[Entries with figure data]
......
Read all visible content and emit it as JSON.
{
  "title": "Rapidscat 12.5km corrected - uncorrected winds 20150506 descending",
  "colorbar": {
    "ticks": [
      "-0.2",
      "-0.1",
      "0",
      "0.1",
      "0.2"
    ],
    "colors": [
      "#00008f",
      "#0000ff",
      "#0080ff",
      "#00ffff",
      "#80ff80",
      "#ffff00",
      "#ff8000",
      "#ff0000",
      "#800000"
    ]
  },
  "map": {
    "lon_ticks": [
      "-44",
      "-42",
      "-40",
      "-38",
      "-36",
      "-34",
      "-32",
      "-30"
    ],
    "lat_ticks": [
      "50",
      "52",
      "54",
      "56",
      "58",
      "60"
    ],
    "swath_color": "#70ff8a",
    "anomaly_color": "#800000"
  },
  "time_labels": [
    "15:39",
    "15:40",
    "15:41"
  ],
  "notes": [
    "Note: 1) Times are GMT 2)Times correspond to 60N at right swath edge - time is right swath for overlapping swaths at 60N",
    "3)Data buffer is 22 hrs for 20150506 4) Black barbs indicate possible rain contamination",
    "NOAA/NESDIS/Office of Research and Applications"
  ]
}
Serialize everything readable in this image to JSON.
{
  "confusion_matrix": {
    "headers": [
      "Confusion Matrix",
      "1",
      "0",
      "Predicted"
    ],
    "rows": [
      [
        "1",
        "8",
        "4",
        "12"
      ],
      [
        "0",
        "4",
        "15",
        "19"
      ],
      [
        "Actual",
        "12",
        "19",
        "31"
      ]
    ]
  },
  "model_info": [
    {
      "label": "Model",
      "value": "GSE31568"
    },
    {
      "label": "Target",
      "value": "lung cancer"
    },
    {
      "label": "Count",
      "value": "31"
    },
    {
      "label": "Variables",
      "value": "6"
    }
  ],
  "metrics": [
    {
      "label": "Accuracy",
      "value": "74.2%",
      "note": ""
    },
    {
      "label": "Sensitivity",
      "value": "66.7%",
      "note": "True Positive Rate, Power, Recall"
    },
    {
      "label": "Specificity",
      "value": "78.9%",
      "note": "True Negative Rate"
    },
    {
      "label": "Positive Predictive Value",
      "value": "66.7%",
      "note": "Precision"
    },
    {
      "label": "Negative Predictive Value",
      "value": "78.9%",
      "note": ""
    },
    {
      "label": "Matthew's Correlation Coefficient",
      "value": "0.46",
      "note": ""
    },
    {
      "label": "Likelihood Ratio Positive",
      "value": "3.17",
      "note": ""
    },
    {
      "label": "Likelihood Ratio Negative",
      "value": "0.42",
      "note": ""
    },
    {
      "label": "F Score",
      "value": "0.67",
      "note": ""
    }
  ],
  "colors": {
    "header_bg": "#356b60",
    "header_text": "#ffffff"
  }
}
......
■ **What is asked**: Count each line above in which the string "Positive" appears, then state only the total.

■ **In response**: 3